- [Task instructions] Note each line that includes the word "description". Copy those lines.

(Stored data)
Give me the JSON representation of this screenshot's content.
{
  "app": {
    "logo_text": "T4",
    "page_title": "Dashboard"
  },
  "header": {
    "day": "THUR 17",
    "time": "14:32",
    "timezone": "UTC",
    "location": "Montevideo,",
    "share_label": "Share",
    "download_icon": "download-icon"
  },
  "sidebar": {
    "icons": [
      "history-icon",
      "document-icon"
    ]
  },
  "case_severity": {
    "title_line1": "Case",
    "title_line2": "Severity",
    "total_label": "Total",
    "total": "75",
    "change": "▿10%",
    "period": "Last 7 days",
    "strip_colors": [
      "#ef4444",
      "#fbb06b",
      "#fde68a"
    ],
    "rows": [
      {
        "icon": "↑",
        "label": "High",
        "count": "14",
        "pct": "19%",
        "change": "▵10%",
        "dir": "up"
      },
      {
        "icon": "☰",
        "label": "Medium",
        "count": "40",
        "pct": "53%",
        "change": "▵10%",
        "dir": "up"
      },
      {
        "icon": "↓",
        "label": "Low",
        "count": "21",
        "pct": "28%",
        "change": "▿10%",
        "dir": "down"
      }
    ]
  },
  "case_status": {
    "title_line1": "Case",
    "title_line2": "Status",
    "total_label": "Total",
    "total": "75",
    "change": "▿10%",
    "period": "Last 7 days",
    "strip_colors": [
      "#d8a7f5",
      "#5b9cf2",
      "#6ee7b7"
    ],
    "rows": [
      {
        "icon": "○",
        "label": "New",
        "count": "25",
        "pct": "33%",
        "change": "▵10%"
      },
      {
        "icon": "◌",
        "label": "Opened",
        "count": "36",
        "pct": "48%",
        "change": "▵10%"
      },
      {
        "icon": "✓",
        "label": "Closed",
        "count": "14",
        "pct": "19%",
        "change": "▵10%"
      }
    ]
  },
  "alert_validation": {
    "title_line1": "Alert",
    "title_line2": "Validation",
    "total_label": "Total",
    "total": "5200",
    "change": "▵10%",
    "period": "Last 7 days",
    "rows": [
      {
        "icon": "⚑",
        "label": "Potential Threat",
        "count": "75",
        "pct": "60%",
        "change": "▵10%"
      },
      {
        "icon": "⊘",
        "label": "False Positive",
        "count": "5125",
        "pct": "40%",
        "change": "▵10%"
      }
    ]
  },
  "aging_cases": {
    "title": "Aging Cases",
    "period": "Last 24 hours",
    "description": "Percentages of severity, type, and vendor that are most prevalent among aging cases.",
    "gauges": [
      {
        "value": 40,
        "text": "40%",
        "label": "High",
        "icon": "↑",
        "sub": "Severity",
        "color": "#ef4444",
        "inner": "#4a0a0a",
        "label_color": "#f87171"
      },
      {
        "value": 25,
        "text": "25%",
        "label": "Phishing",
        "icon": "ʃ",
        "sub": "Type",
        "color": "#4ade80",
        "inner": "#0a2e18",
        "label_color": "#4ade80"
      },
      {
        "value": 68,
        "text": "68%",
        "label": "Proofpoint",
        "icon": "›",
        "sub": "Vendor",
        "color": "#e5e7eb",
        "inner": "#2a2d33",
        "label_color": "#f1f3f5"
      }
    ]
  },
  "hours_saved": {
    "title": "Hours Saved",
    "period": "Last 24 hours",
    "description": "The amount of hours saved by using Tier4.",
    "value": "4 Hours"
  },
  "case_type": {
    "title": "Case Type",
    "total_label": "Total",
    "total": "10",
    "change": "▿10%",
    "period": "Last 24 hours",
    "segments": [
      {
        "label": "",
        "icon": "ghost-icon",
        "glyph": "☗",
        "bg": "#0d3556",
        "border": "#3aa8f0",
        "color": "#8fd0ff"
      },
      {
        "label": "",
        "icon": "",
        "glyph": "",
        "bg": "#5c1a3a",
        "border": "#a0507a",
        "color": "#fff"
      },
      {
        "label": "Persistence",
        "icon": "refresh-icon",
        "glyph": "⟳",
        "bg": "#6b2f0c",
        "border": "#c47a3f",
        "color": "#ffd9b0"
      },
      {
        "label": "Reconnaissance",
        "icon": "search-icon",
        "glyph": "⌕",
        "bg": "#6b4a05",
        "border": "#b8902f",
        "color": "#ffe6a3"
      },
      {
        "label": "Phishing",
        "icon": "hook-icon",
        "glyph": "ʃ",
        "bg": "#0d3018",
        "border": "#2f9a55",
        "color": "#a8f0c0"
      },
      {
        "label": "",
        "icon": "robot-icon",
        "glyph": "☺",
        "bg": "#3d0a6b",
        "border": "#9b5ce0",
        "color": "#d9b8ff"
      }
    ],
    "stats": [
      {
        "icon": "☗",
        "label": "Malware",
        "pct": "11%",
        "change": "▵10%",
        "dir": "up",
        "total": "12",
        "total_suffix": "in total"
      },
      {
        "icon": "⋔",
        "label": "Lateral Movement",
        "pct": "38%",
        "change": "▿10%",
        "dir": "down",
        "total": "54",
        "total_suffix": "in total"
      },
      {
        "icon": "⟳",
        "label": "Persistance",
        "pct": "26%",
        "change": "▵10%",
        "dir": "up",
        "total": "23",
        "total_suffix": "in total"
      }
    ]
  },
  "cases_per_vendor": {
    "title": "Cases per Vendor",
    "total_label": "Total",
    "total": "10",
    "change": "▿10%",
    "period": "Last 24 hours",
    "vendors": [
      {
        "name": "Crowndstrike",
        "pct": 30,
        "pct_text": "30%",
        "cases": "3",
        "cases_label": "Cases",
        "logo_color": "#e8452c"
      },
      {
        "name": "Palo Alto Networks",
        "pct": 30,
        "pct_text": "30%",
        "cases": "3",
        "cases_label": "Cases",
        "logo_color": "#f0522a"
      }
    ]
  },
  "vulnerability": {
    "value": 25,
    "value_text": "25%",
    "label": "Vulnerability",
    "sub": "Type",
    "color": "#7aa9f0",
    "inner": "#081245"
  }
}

* * *

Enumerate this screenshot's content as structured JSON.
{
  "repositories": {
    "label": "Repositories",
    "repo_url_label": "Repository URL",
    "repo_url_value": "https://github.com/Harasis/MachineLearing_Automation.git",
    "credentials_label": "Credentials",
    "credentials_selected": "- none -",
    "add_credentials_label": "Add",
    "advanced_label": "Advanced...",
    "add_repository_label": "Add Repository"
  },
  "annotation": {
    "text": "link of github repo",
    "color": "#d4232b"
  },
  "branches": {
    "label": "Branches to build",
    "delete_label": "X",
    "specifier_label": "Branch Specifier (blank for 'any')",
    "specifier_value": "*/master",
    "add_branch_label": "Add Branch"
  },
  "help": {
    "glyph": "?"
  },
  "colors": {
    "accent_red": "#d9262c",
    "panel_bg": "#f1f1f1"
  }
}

* * *

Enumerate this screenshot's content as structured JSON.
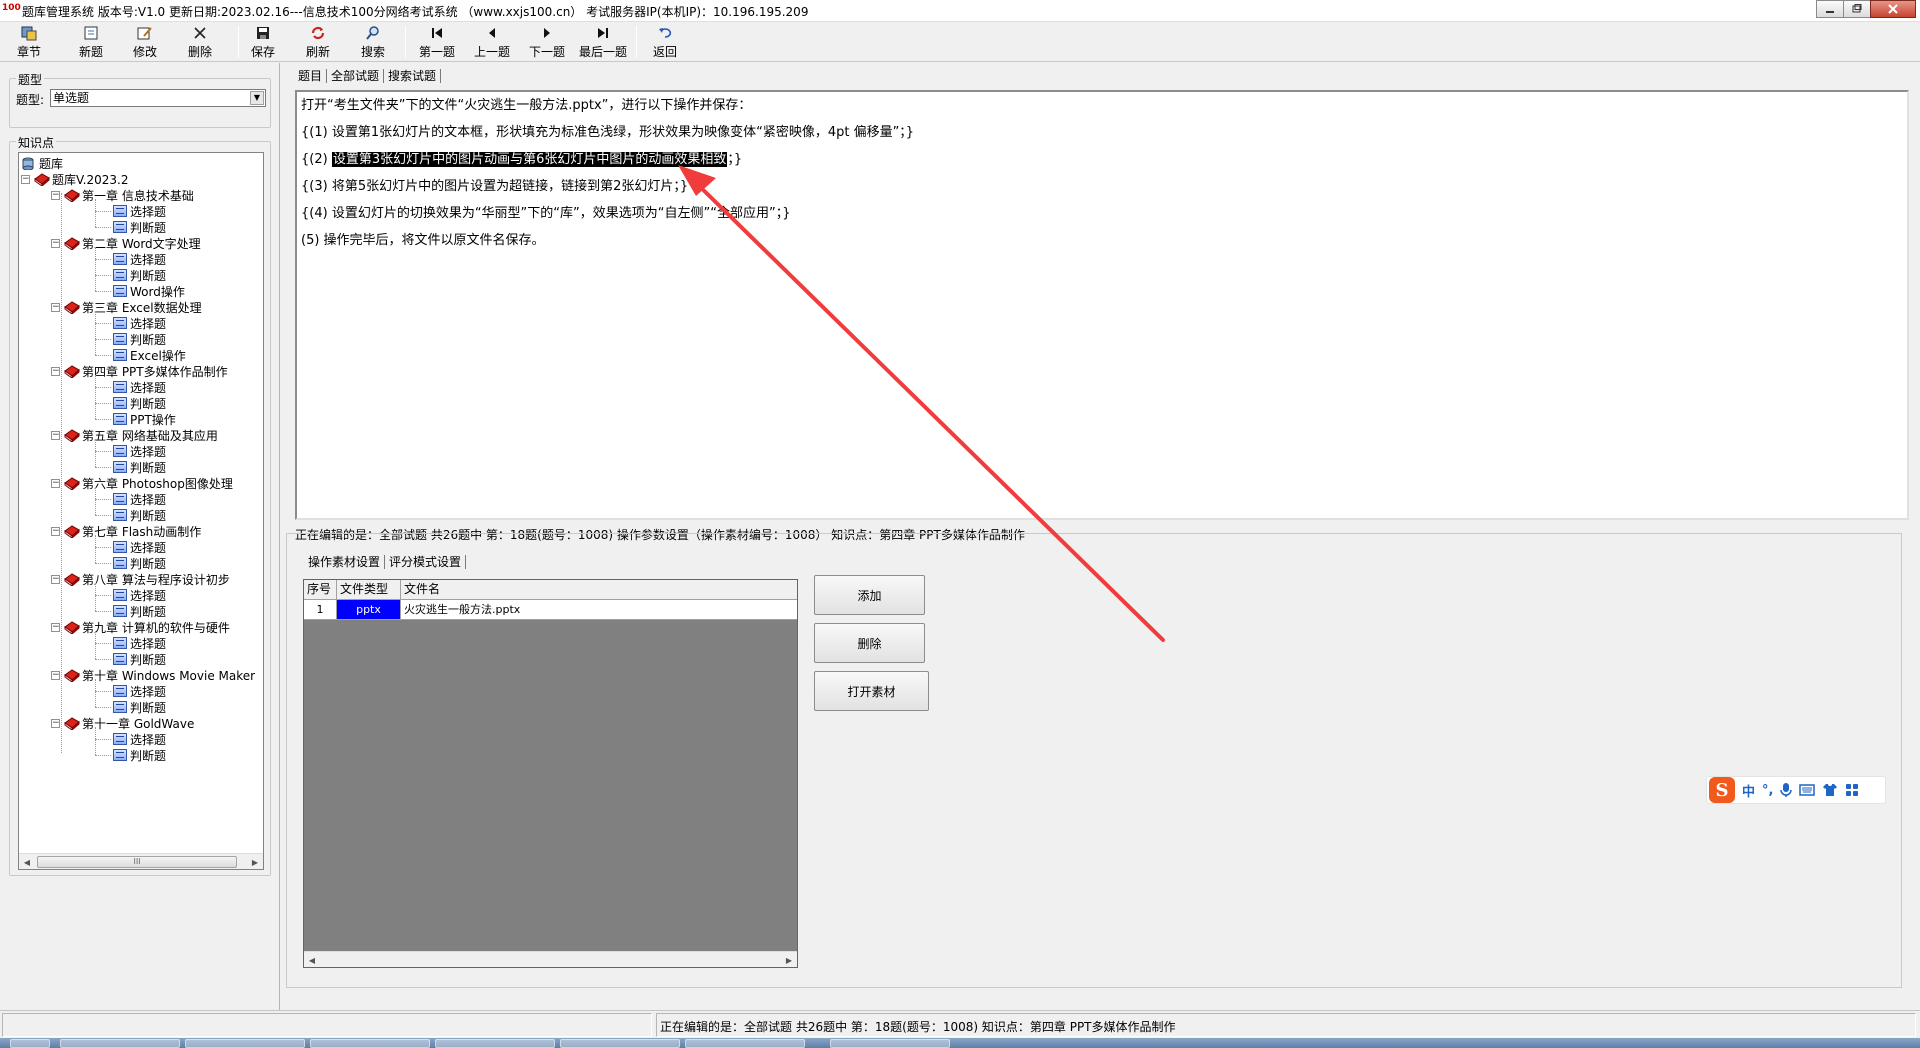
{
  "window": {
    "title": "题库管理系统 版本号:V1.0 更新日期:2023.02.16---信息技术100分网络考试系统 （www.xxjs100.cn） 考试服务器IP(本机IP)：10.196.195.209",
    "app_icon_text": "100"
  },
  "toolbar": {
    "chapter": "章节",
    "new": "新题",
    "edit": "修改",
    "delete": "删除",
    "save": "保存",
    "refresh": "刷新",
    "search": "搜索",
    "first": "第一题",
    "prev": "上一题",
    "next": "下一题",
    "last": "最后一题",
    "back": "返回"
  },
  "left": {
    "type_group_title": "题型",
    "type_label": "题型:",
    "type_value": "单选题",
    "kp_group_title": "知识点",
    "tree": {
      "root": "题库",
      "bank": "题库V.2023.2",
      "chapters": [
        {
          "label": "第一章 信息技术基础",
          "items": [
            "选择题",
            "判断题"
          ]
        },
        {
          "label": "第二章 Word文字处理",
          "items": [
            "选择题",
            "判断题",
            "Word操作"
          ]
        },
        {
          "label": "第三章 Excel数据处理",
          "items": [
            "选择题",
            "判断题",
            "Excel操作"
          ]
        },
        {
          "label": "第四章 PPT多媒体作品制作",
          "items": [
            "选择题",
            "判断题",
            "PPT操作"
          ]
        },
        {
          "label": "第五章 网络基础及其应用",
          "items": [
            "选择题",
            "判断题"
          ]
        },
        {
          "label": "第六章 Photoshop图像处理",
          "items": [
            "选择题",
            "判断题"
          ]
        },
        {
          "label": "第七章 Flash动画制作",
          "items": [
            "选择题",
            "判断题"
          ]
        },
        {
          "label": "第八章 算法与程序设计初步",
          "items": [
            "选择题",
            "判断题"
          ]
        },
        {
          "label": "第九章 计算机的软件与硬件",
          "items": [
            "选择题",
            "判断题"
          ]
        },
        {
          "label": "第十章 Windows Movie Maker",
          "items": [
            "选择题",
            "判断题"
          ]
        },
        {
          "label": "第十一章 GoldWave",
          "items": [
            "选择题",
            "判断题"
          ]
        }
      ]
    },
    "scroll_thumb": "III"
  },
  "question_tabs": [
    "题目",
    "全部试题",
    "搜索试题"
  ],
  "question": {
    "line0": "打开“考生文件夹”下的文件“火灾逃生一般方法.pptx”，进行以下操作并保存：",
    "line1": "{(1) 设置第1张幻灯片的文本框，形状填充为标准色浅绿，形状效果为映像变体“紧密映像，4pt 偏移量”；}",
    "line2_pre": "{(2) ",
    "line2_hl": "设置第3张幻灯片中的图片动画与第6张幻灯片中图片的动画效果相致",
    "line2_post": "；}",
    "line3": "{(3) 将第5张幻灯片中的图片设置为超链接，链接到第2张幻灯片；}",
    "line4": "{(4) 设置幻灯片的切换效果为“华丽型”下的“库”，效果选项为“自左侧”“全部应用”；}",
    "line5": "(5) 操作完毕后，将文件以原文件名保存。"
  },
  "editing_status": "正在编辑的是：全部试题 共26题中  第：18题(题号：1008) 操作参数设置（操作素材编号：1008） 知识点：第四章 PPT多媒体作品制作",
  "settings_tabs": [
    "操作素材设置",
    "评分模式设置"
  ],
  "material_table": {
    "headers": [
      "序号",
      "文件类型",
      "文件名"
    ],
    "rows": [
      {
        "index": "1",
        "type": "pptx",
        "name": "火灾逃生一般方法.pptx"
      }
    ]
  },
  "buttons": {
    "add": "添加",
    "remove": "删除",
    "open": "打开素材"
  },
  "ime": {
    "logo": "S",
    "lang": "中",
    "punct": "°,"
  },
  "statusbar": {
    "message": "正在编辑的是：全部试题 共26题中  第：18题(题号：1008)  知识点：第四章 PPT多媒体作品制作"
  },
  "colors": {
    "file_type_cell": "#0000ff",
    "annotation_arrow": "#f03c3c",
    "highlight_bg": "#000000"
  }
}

- [Exercise answer]
    "description": "Percentages of severity, type, and vendor that are most prevalent among aging cases.",
    "description": "The amount of hours saved by using Tier4.",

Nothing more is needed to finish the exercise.